------ ENTRIES PROVIDED ------

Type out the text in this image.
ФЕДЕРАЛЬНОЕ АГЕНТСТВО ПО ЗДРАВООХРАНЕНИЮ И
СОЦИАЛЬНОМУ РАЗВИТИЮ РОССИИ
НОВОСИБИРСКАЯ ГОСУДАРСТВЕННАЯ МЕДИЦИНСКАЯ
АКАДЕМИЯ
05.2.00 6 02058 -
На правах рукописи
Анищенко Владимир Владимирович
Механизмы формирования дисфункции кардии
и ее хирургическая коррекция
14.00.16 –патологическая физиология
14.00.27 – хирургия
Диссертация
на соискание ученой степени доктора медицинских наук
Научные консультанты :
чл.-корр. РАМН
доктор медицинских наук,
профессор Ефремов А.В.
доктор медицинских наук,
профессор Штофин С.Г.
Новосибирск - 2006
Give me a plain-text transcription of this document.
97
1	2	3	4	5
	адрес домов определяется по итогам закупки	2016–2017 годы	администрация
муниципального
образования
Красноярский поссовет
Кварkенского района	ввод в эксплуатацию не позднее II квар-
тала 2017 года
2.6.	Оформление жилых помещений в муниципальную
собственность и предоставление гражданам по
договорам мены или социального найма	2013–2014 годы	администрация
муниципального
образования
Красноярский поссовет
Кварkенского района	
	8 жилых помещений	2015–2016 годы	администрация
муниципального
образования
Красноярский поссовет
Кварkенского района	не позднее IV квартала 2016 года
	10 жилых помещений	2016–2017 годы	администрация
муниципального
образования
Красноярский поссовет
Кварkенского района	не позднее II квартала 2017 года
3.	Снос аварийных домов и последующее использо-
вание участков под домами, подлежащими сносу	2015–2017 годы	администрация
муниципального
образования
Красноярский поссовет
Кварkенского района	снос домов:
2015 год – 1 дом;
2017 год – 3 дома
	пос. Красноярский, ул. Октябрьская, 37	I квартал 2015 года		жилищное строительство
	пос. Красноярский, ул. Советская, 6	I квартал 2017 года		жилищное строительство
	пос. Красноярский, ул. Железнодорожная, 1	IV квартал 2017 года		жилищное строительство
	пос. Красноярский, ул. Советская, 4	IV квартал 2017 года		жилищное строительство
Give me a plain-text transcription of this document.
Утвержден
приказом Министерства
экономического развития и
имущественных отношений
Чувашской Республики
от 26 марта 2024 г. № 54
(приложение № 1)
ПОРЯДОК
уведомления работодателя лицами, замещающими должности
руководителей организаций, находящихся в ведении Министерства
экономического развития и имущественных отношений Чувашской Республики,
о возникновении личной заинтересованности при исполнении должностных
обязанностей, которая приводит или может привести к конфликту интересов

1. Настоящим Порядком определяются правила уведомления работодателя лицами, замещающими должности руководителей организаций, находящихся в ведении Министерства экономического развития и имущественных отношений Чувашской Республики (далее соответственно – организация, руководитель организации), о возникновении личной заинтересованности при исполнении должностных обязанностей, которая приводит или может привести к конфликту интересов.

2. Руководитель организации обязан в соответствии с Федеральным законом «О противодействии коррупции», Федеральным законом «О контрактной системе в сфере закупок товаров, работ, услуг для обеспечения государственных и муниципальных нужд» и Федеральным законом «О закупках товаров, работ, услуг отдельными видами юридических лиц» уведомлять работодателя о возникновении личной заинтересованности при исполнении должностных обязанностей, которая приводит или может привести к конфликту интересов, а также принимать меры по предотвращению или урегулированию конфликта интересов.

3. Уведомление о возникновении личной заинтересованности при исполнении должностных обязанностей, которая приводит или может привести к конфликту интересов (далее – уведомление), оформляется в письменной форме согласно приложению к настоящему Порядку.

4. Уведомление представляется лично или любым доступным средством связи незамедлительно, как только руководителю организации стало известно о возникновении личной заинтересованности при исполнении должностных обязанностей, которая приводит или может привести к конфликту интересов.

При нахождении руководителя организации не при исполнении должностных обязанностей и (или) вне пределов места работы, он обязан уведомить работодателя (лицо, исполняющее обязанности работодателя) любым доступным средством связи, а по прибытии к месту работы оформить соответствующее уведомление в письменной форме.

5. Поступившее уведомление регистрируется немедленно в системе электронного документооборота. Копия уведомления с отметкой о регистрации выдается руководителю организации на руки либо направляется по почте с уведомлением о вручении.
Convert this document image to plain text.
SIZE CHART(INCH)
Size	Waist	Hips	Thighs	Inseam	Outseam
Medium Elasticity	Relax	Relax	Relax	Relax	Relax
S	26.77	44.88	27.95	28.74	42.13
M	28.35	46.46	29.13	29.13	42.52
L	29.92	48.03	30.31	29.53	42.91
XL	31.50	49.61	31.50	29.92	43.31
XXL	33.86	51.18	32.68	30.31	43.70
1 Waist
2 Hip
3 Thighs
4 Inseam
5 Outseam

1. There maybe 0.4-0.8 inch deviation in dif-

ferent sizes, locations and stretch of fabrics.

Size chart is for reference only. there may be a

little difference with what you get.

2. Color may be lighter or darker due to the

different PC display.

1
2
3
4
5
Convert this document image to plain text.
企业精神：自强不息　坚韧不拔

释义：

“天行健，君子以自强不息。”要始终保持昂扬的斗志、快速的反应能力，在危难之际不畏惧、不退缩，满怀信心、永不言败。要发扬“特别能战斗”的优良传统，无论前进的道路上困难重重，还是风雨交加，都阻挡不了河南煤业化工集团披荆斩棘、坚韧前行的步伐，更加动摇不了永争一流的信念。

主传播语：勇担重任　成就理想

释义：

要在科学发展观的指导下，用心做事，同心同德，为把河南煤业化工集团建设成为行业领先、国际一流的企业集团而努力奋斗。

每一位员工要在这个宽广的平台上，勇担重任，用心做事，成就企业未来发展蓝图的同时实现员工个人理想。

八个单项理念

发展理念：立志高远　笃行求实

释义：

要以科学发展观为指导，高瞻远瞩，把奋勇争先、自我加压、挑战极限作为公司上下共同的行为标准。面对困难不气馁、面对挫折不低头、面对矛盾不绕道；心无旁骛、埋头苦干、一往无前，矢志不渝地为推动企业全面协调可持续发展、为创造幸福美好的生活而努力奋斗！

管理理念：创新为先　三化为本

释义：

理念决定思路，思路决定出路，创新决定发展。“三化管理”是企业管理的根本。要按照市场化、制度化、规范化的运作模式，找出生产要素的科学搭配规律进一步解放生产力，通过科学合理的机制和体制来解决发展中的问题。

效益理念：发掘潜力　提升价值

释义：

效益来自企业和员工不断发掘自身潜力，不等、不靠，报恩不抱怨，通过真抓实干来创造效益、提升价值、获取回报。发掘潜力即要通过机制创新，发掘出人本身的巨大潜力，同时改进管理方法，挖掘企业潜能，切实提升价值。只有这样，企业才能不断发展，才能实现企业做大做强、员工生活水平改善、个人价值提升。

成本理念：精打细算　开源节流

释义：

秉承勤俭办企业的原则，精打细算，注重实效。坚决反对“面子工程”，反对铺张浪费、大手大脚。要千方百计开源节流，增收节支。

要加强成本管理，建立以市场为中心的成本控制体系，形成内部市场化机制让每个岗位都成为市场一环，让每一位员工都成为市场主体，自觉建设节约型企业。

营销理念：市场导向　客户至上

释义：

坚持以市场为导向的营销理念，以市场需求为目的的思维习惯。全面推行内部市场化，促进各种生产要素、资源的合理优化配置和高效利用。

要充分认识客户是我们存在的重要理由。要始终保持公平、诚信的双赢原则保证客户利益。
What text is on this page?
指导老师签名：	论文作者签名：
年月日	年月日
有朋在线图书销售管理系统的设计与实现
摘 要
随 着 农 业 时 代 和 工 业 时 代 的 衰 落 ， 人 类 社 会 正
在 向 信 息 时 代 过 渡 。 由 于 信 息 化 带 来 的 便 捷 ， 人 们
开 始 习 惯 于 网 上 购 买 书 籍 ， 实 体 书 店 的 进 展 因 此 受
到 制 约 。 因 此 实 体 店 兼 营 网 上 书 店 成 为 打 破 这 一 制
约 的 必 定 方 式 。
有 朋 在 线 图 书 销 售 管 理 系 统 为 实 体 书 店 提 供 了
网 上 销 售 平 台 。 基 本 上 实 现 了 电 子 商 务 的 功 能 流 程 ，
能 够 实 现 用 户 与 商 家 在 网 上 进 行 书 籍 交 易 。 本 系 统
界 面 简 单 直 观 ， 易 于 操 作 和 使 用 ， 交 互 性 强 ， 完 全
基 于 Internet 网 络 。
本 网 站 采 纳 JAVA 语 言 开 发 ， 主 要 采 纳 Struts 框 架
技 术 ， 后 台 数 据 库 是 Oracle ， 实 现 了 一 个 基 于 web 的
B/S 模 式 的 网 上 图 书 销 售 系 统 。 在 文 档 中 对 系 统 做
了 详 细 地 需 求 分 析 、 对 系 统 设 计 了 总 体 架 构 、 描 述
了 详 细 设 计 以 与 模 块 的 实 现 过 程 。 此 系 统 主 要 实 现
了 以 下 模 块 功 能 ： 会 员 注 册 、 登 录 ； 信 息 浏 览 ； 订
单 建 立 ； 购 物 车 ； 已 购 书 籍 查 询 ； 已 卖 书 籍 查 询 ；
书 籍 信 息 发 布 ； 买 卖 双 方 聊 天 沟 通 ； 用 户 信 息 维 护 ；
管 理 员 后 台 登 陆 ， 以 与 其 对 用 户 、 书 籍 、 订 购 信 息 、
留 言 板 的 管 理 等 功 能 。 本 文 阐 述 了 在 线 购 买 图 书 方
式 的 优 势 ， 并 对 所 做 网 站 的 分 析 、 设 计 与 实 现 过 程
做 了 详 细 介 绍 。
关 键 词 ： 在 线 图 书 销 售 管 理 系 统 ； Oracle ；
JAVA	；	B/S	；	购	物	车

------

WHAT YOU WILL DO
Everything from the line containing "What text is on this page?" through the final line of the listing, inclusive, must be reproduced exactly; leave out the rest.

THE OUTPUT
What text is on this page?
指导老师签名：	论文作者签名：
年月日	年月日
有朋在线图书销售管理系统的设计与实现
摘 要
随 着 农 业 时 代 和 工 业 时 代 的 衰 落 ， 人 类 社 会 正
在 向 信 息 时 代 过 渡 。 由 于 信 息 化 带 来 的 便 捷 ， 人 们
开 始 习 惯 于 网 上 购 买 书 籍 ， 实 体 书 店 的 进 展 因 此 受
到 制 约 。 因 此 实 体 店 兼 营 网 上 书 店 成 为 打 破 这 一 制
约 的 必 定 方 式 。
有 朋 在 线 图 书 销 售 管 理 系 统 为 实 体 书 店 提 供 了
网 上 销 售 平 台 。 基 本 上 实 现 了 电 子 商 务 的 功 能 流 程 ，
能 够 实 现 用 户 与 商 家 在 网 上 进 行 书 籍 交 易 。 本 系 统
界 面 简 单 直 观 ， 易 于 操 作 和 使 用 ， 交 互 性 强 ， 完 全
基 于 Internet 网 络 。
本 网 站 采 纳 JAVA 语 言 开 发 ， 主 要 采 纳 Struts 框 架
技 术 ， 后 台 数 据 库 是 Oracle ， 实 现 了 一 个 基 于 web 的
B/S 模 式 的 网 上 图 书 销 售 系 统 。 在 文 档 中 对 系 统 做
了 详 细 地 需 求 分 析 、 对 系 统 设 计 了 总 体 架 构 、 描 述
了 详 细 设 计 以 与 模 块 的 实 现 过 程 。 此 系 统 主 要 实 现
了 以 下 模 块 功 能 ： 会 员 注 册 、 登 录 ； 信 息 浏 览 ； 订
单 建 立 ； 购 物 车 ； 已 购 书 籍 查 询 ； 已 卖 书 籍 查 询 ；
书 籍 信 息 发 布 ； 买 卖 双 方 聊 天 沟 通 ； 用 户 信 息 维 护 ；
管 理 员 后 台 登 陆 ， 以 与 其 对 用 户 、 书 籍 、 订 购 信 息 、
留 言 板 的 管 理 等 功 能 。 本 文 阐 述 了 在 线 购 买 图 书 方
式 的 优 势 ， 并 对 所 做 网 站 的 分 析 、 设 计 与 实 现 过 程
做 了 详 细 介 绍 。
关 键 词 ： 在 线 图 书 销 售 管 理 系 统 ； Oracle ；
JAVA	；	B/S	；	购	物	车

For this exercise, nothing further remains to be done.